■ Stated goal ■
The records that follow are to be repeated without alteration.

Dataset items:
>> BEGIN

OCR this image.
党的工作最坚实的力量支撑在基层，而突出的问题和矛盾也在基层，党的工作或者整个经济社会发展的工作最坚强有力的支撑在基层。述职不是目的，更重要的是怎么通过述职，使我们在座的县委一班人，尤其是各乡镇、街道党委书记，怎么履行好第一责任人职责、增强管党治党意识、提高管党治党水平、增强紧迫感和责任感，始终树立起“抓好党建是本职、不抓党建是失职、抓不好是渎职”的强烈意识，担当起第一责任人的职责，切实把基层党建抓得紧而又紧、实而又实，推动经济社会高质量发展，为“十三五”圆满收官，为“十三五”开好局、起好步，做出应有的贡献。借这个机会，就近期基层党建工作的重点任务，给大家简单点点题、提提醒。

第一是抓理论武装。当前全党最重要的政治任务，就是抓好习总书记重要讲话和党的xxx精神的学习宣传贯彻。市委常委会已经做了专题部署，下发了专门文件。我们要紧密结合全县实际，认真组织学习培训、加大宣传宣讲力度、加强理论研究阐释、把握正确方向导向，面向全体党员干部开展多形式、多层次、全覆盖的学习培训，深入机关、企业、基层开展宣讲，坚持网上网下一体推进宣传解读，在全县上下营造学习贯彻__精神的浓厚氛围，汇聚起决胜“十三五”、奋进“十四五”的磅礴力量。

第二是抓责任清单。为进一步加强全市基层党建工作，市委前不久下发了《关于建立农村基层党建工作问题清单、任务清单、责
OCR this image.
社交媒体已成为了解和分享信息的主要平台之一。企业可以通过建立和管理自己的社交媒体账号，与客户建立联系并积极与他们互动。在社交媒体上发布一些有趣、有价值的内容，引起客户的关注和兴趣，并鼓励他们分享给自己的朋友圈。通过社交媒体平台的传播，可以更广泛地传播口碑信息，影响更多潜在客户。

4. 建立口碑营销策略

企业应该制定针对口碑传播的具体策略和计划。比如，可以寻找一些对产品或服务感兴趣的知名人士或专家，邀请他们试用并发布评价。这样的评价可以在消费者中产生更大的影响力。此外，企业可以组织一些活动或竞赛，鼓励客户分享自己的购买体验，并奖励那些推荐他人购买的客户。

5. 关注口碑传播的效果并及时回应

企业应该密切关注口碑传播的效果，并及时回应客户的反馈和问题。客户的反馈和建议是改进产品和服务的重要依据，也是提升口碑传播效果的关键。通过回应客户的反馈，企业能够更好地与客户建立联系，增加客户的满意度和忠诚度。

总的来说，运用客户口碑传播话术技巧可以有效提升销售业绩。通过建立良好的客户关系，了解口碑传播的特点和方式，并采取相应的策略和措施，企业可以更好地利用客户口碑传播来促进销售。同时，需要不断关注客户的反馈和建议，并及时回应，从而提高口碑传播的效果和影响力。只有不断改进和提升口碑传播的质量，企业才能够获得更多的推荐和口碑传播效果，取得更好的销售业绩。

>> END

■ Solution ■
OCR this image.
党的工作最坚实的力量支撑在基层，而突出的问题和矛盾也在基层，党的工作或者整个经济社会发展的工作最坚强有力的支撑在基层。述职不是目的，更重要的是怎么通过述职，使我们在座的县委一班人，尤其是各乡镇、街道党委书记，怎么履行好第一责任人职责、增强管党治党意识、提高管党治党水平、增强紧迫感和责任感，始终树立起“抓好党建是本职、不抓党建是失职、抓不好是渎职”的强烈意识，担当起第一责任人的职责，切实把基层党建抓得紧而又紧、实而又实，推动经济社会高质量发展，为“十三五”圆满收官，为“十三五”开好局、起好步，做出应有的贡献。借这个机会，就近期基层党建工作的重点任务，给大家简单点点题、提提醒。

第一是抓理论武装。当前全党最重要的政治任务，就是抓好习总书记重要讲话和党的xxx精神的学习宣传贯彻。市委常委会已经做了专题部署，下发了专门文件。我们要紧密结合全县实际，认真组织学习培训、加大宣传宣讲力度、加强理论研究阐释、把握正确方向导向，面向全体党员干部开展多形式、多层次、全覆盖的学习培训，深入机关、企业、基层开展宣讲，坚持网上网下一体推进宣传解读，在全县上下营造学习贯彻__精神的浓厚氛围，汇聚起决胜“十三五”、奋进“十四五”的磅礴力量。

第二是抓责任清单。为进一步加强全市基层党建工作，市委前不久下发了《关于建立农村基层党建工作问题清单、任务清单、责
OCR this image.
社交媒体已成为了解和分享信息的主要平台之一。企业可以通过建立和管理自己的社交媒体账号，与客户建立联系并积极与他们互动。在社交媒体上发布一些有趣、有价值的内容，引起客户的关注和兴趣，并鼓励他们分享给自己的朋友圈。通过社交媒体平台的传播，可以更广泛地传播口碑信息，影响更多潜在客户。

4. 建立口碑营销策略

企业应该制定针对口碑传播的具体策略和计划。比如，可以寻找一些对产品或服务感兴趣的知名人士或专家，邀请他们试用并发布评价。这样的评价可以在消费者中产生更大的影响力。此外，企业可以组织一些活动或竞赛，鼓励客户分享自己的购买体验，并奖励那些推荐他人购买的客户。

5. 关注口碑传播的效果并及时回应

企业应该密切关注口碑传播的效果，并及时回应客户的反馈和问题。客户的反馈和建议是改进产品和服务的重要依据，也是提升口碑传播效果的关键。通过回应客户的反馈，企业能够更好地与客户建立联系，增加客户的满意度和忠诚度。

总的来说，运用客户口碑传播话术技巧可以有效提升销售业绩。通过建立良好的客户关系，了解口碑传播的特点和方式，并采取相应的策略和措施，企业可以更好地利用客户口碑传播来促进销售。同时，需要不断关注客户的反馈和建议，并及时回应，从而提高口碑传播的效果和影响力。只有不断改进和提升口碑传播的质量，企业才能够获得更多的推荐和口碑传播效果，取得更好的销售业绩。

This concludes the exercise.